== Task prompt ==
Show all lines that include the string "Next"; copy each one.

== Listing ==

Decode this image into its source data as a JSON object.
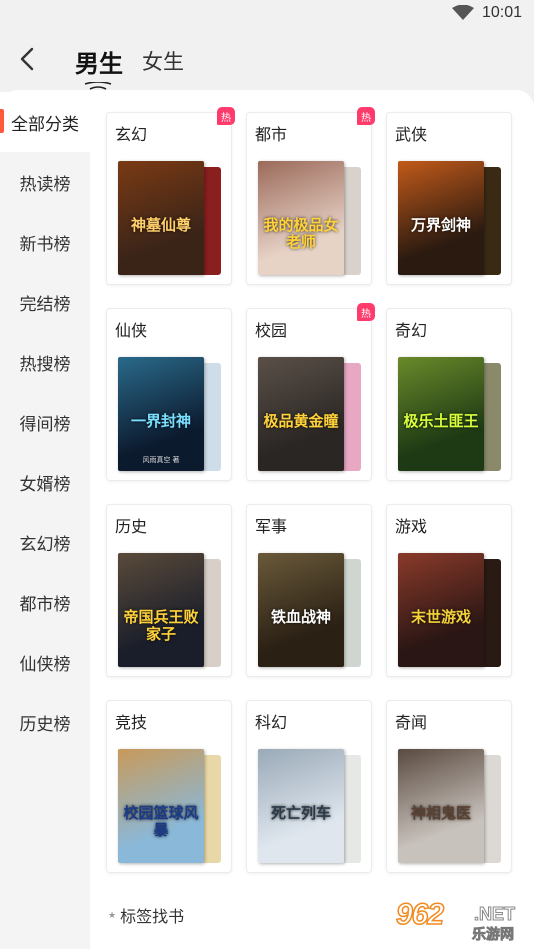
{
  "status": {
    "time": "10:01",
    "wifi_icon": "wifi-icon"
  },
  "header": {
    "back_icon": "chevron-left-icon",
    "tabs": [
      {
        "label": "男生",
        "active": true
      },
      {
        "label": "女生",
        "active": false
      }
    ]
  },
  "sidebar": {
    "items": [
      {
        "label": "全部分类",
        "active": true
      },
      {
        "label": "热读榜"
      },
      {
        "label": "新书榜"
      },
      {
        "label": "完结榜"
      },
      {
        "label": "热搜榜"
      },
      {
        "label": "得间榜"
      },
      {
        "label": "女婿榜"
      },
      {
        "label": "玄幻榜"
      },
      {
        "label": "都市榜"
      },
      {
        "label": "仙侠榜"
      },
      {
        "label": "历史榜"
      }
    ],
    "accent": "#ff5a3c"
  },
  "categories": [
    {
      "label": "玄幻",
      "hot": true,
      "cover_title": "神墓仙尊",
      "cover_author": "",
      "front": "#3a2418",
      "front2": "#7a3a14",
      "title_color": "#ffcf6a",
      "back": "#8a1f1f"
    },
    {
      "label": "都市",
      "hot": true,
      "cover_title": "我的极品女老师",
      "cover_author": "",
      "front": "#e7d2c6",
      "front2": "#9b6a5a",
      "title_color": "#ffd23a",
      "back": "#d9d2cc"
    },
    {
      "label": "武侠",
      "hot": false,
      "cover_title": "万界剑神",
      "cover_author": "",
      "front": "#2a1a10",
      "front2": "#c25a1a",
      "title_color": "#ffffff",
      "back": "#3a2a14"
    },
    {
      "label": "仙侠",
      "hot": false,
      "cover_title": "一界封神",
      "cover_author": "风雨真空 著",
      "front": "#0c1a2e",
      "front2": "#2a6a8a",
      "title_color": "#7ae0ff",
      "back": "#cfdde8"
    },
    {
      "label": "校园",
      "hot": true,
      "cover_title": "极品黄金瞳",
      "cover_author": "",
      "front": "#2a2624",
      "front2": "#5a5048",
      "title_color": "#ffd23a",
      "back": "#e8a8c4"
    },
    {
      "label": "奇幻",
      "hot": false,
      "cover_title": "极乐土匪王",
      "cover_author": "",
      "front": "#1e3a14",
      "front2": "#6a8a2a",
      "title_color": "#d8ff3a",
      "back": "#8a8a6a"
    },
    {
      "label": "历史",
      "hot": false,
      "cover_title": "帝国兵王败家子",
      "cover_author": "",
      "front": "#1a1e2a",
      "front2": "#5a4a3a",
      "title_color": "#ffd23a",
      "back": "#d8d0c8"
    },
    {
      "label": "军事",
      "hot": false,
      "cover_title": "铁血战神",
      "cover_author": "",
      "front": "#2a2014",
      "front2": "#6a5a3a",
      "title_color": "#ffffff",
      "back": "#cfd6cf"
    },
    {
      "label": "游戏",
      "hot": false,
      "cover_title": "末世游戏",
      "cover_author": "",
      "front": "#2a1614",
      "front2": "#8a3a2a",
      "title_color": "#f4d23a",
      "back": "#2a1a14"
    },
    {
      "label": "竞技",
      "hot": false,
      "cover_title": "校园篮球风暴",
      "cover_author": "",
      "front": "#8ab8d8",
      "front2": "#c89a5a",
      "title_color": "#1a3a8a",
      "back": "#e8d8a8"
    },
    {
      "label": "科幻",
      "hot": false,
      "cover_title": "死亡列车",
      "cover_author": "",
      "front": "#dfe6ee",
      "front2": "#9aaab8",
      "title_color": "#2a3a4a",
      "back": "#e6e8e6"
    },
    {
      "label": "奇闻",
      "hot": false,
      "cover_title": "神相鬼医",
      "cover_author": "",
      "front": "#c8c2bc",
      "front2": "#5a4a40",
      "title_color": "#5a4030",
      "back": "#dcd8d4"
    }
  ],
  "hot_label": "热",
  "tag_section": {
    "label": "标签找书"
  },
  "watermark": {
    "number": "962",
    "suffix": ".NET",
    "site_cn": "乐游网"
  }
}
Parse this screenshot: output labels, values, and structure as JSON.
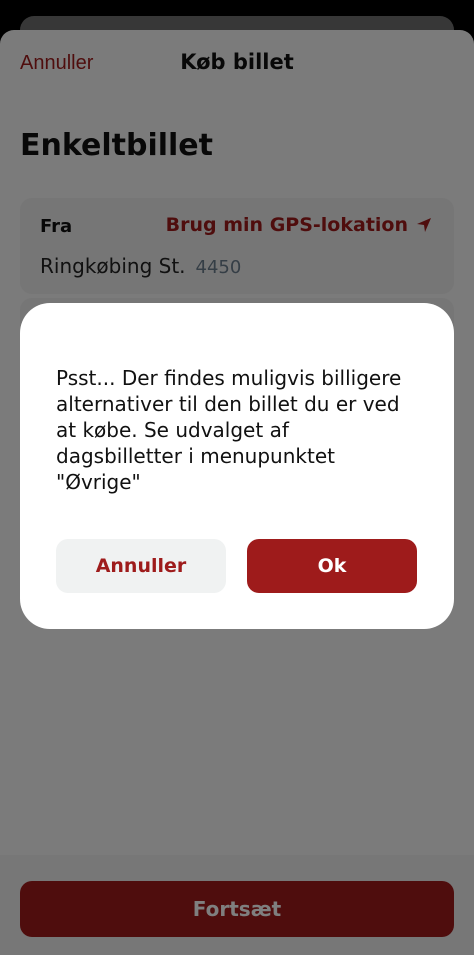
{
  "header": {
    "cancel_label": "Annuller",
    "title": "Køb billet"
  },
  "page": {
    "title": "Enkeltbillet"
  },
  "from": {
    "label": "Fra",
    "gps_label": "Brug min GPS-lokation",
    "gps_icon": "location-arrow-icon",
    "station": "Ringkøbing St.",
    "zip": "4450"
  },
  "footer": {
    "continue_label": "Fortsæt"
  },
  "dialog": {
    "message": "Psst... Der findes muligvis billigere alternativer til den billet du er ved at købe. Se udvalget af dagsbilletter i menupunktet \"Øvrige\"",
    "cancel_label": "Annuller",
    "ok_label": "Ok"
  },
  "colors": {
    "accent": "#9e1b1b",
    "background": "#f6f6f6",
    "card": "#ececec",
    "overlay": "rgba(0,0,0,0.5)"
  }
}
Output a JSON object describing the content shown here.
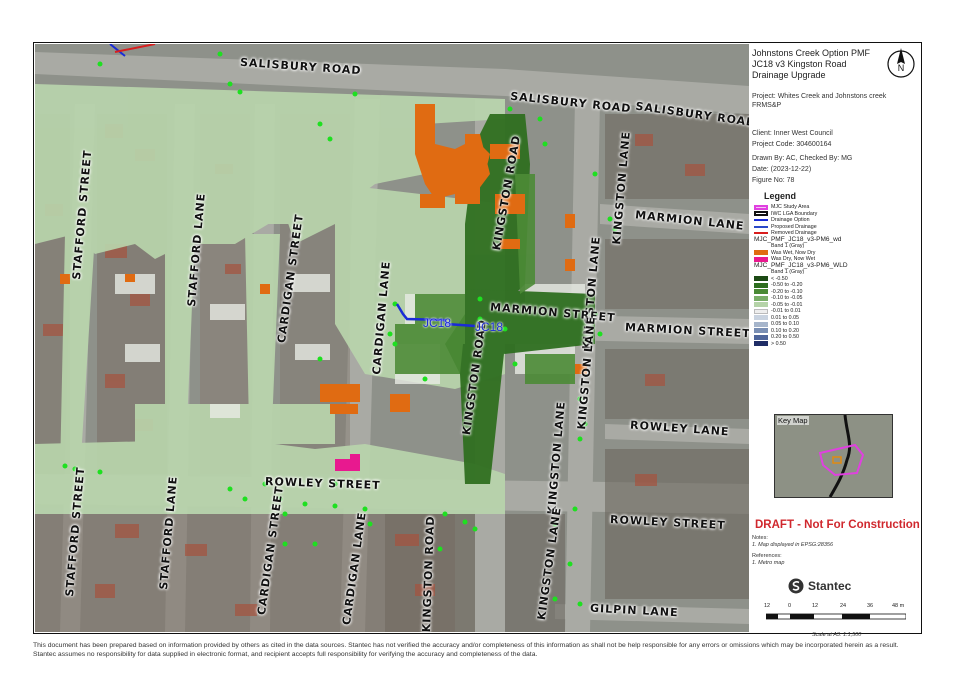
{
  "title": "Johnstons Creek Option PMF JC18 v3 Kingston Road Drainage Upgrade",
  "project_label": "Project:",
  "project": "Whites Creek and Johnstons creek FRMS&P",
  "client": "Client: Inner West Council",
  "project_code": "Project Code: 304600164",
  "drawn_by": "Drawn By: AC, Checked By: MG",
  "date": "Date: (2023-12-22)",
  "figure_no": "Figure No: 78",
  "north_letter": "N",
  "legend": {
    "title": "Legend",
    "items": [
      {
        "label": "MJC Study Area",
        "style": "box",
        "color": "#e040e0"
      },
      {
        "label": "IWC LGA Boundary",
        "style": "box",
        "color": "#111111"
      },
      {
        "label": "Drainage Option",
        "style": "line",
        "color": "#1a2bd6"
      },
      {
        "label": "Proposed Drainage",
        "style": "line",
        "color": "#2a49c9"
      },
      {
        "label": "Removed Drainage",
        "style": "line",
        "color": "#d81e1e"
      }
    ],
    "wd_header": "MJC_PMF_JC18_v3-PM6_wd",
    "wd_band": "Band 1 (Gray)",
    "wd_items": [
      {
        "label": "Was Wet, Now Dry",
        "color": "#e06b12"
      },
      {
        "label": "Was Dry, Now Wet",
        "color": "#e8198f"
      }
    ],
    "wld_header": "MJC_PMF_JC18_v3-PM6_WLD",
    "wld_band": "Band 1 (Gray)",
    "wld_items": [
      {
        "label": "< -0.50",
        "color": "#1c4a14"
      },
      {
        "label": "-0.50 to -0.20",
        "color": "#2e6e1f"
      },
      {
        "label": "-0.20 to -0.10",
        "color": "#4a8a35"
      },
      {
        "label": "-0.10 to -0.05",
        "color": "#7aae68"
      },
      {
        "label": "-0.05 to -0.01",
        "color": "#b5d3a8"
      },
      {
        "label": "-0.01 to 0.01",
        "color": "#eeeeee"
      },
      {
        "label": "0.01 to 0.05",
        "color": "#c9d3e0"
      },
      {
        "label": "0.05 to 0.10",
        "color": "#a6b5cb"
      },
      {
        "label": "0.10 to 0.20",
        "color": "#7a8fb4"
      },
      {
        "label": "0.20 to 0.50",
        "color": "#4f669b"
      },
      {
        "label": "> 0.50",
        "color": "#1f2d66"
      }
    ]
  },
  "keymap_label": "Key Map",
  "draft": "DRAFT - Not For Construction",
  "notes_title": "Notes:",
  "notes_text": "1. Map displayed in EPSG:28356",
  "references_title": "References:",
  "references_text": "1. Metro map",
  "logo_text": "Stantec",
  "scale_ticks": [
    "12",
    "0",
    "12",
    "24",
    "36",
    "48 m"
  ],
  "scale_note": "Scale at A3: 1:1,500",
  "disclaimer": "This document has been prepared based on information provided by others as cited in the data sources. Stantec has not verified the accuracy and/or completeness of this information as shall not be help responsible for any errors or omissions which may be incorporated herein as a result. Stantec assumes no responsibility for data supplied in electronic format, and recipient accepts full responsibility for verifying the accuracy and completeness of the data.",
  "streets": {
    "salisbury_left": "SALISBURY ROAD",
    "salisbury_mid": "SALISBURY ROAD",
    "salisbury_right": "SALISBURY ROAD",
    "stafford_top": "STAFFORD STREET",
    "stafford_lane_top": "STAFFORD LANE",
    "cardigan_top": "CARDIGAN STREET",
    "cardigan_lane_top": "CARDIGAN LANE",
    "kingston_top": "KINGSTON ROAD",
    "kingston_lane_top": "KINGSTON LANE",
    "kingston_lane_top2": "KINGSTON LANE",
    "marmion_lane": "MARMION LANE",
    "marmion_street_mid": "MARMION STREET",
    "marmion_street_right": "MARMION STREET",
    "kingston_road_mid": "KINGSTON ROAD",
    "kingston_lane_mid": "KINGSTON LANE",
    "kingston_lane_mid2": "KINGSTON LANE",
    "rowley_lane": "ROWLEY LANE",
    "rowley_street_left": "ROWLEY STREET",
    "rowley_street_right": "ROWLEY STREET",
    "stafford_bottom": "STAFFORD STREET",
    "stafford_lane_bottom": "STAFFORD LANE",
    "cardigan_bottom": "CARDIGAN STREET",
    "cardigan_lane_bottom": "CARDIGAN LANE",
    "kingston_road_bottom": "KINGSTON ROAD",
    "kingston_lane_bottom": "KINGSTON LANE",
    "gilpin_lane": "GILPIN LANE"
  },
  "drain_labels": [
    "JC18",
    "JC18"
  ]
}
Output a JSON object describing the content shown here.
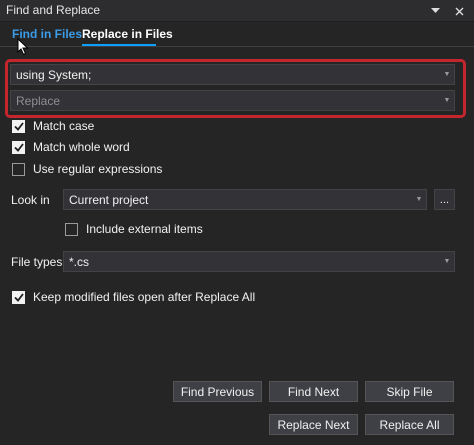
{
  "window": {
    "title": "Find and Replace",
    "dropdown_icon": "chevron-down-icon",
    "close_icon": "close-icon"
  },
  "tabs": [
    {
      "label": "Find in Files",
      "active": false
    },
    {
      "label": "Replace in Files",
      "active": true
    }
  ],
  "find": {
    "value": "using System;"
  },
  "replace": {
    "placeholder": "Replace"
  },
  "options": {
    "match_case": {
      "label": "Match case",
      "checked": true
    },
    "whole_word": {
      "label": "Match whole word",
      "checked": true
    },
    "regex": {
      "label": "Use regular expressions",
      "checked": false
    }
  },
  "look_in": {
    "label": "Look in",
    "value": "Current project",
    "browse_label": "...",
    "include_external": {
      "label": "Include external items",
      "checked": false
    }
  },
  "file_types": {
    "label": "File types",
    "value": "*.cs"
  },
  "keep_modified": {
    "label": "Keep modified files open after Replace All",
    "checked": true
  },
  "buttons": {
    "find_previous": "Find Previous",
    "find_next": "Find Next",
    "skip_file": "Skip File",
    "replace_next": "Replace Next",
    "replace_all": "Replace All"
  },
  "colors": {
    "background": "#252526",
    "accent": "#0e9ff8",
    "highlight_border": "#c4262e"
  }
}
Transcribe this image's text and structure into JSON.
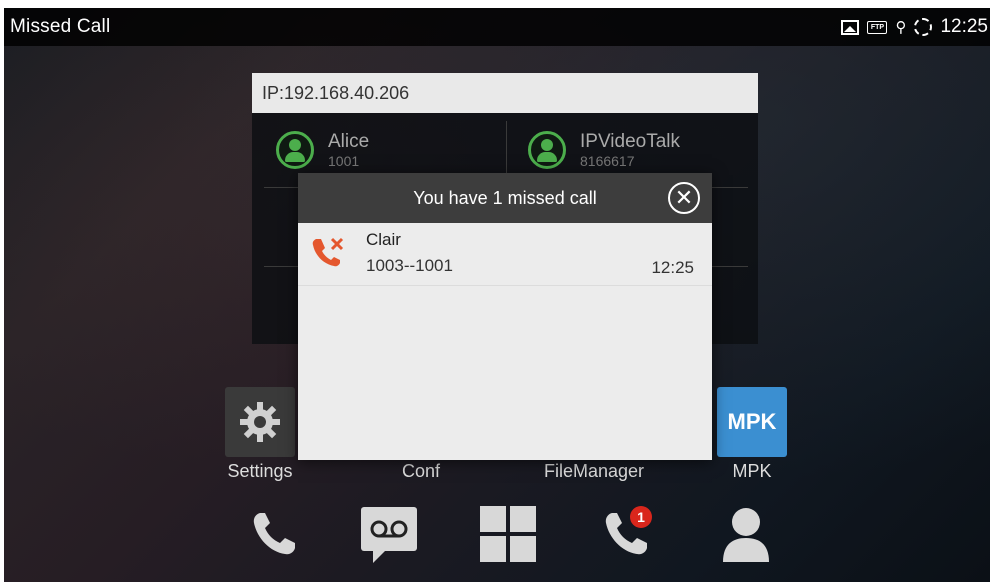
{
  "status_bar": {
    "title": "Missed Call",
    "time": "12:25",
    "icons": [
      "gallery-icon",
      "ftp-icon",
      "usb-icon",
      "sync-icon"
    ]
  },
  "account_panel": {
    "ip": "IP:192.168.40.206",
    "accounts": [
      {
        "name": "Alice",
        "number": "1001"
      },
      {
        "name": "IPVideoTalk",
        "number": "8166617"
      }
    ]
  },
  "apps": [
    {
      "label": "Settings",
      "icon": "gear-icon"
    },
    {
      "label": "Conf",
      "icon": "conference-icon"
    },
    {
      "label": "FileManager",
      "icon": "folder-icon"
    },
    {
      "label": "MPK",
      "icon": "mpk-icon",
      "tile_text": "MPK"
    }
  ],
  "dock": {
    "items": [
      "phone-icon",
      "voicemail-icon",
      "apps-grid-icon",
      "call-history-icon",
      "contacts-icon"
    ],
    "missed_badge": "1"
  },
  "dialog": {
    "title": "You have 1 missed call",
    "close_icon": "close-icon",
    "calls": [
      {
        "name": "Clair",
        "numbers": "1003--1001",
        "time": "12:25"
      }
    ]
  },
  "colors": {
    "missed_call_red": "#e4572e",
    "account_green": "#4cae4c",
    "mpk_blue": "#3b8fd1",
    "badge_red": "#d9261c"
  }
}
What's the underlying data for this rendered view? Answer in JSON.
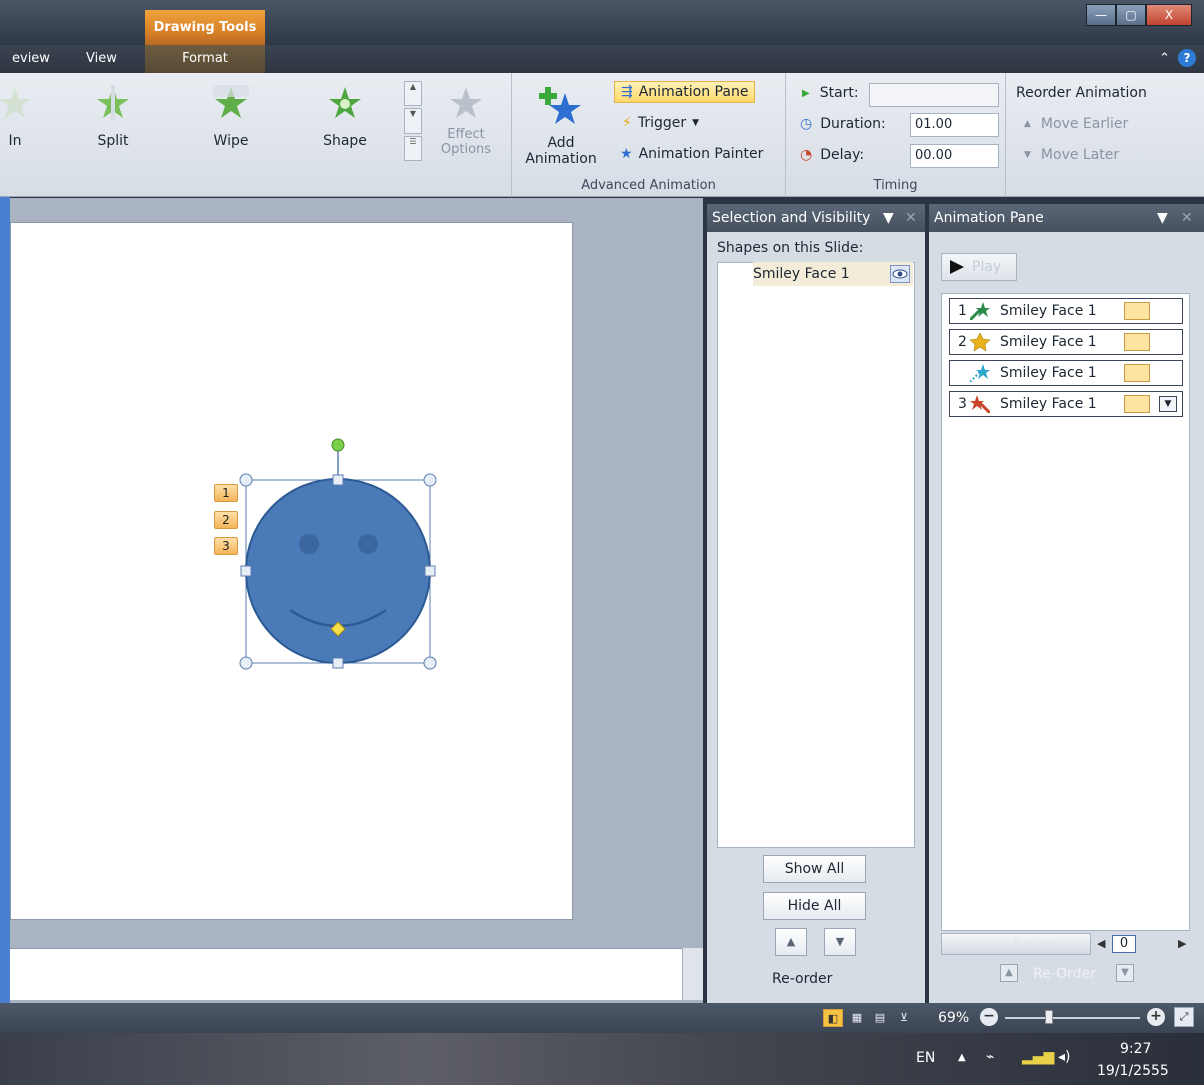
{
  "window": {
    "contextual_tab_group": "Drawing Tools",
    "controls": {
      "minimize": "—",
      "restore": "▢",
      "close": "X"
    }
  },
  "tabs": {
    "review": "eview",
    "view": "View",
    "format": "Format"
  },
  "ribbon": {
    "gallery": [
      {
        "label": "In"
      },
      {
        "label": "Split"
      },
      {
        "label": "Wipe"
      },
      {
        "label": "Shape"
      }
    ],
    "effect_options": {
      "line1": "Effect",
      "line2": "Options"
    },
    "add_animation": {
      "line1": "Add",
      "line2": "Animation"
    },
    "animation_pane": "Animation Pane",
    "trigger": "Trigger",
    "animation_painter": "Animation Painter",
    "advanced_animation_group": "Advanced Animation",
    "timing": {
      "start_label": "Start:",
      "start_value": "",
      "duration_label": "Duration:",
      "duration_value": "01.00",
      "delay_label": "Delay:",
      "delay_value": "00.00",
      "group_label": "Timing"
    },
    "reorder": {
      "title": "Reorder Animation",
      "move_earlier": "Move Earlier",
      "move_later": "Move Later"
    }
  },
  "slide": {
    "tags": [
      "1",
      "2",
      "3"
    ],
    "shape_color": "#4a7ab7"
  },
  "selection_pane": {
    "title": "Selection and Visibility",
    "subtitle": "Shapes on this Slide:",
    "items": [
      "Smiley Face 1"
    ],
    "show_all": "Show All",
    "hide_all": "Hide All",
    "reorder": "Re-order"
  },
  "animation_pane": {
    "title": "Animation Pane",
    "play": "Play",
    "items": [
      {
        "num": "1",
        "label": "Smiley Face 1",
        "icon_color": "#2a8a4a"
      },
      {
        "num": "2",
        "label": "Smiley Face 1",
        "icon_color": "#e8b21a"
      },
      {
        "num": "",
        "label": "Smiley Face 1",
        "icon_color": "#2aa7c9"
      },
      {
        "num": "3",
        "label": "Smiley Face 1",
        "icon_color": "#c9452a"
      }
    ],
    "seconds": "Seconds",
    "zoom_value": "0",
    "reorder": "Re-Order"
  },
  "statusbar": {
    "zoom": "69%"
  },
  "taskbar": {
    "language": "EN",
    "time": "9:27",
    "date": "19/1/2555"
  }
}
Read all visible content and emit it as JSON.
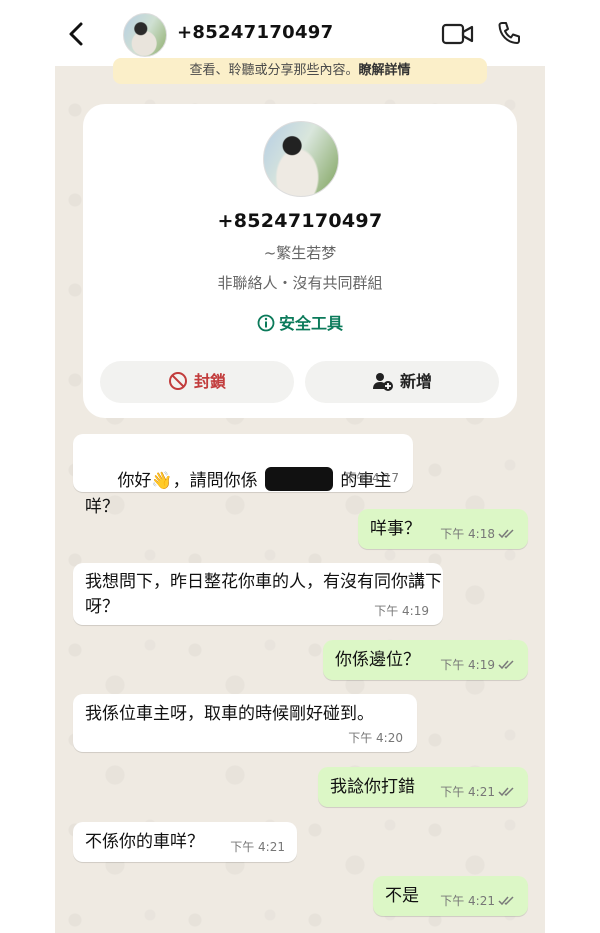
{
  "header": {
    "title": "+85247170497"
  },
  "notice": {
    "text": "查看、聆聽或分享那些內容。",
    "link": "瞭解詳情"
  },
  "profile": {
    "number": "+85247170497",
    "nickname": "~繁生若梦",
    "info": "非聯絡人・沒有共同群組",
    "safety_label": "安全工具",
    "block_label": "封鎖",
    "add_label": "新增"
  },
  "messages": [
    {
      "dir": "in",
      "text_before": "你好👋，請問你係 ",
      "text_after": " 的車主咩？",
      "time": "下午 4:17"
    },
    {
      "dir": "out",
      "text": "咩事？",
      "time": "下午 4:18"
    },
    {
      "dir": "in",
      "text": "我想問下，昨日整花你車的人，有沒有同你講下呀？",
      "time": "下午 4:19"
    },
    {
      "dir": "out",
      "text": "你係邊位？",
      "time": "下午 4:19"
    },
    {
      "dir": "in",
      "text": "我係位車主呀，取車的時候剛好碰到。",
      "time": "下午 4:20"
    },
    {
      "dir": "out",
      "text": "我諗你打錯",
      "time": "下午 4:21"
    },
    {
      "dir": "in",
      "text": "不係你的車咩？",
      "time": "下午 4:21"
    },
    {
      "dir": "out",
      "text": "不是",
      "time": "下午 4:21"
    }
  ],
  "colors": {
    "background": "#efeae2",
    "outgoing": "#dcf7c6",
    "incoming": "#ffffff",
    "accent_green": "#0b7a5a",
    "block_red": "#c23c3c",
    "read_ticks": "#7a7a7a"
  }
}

== Output of the exercise ==
    "find_next": "Find Next",
    "replace_next": "Replace Next",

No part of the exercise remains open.